> [Short exercise]:
Show only lines that include "emissions".

> [Data listing]:
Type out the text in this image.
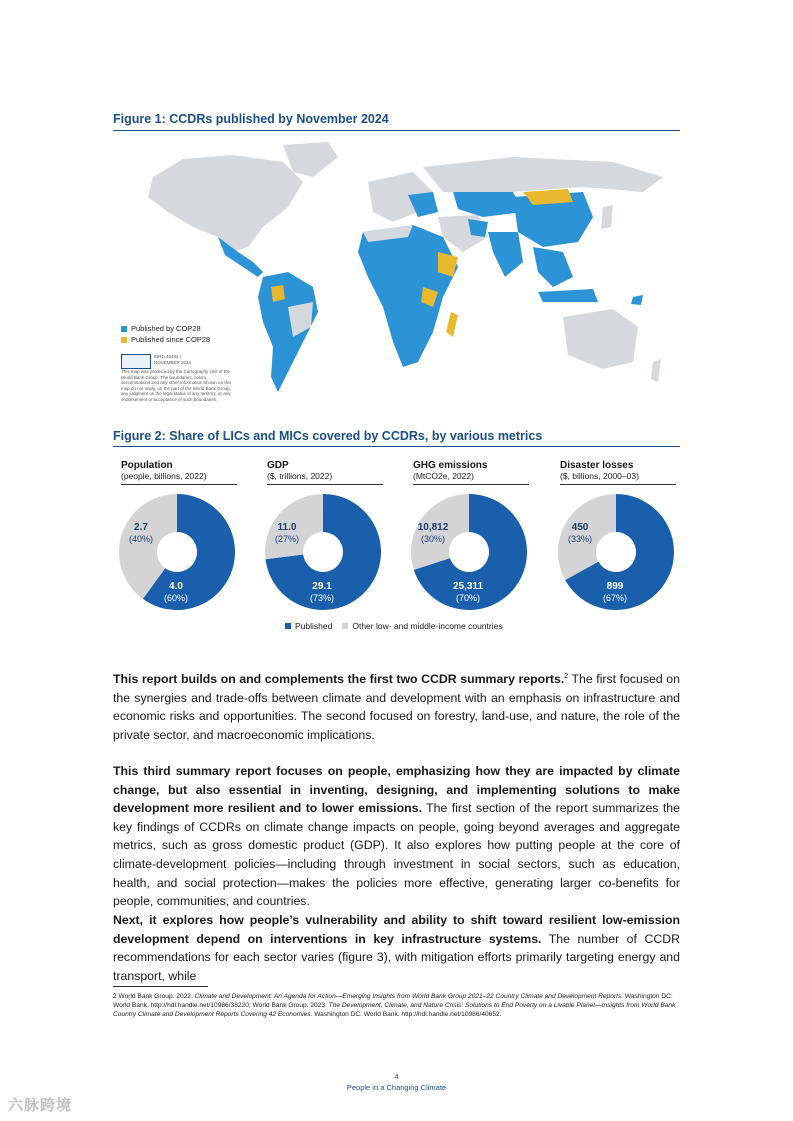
Figure 1: CCDRs published by November 2024
Published by COP28
Published since COP28
IBRD 48481 |
NOVEMBER 2024
This map was produced by the Cartography Unit of the World Bank Group. The boundaries, colors, denominations and any other information shown on this map do not imply, on the part of the World Bank Group, any judgment on the legal status of any territory, or any endorsement or acceptance of such boundaries.
Figure 2: Share of LICs and MICs covered by CCDRs, by various metrics
Population
(people, billions, 2022)
GDP
($, trillions, 2022)
GHG emissions
(MtCO2e, 2022)
Disaster losses
($, billions, 2000–03)
4.0
(60%)
2.7
(40%)
29.1
(73%)
11.0
(27%)
25,311
(70%)
10,812
(30%)
899
(67%)
450
(33%)
Published Other low- and middle-income countries
This report builds on and complements the first two CCDR summary reports.$^2$ The first focused on the synergies and trade-offs between climate and development with an emphasis on infrastructure and economic risks and opportunities. The second focused on forestry, land-use, and nature, the role of the private sector, and macroeconomic implications.
This third summary report focuses on people, emphasizing how they are impacted by climate change, but also essential in inventing, designing, and implementing solutions to make development more resilient and to lower emissions. The first section of the report summarizes the key findings of CCDRs on climate change impacts on people, going beyond averages and aggregate metrics, such as gross domestic product (GDP). It also explores how putting people at the core of climate-development policies—including through investment in social sectors, such as education, health, and social protection—makes the policies more effective, generating larger co-benefits for people, communities, and countries.
Next, it explores how people’s vulnerability and ability to shift toward resilient low-emission development depend on interventions in key infrastructure systems. The number of CCDR recommendations for each sector varies (figure 3), with mitigation efforts primarily targeting energy and transport, while
2 World Bank Group. 2022. Climate and Development: An Agenda for Action—Emerging Insights from World Bank Group 2021–22 Country Climate and Development Reports. Washington DC: World Bank. http://hdl.handle.net/10986/38220; World Bank Group. 2023. The Development, Climate, and Nature Crisis: Solutions to End Poverty on a Livable Planet—Insights from World Bank Country Climate and Development Reports Covering 42 Economies. Washington DC: World Bank. http://hdl.handle.net/10986/40652.
4
People in a Changing Climate
六脉跨境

> [Solved problem]:
GHG emissions
This third summary report focuses on people, emphasizing how they are impacted by climate change, but also essential in inventing, designing, and implementing solutions to make development more resilient and to lower emissions. The first section of the report summarizes the key findings of CCDRs on climate change impacts on people, going beyond averages and aggregate metrics, such as gross domestic product (GDP). It also explores how putting people at the core of climate-development policies—including through investment in social sectors, such as education, health, and social protection—makes the policies more effective, generating larger co-benefits for people, communities, and countries.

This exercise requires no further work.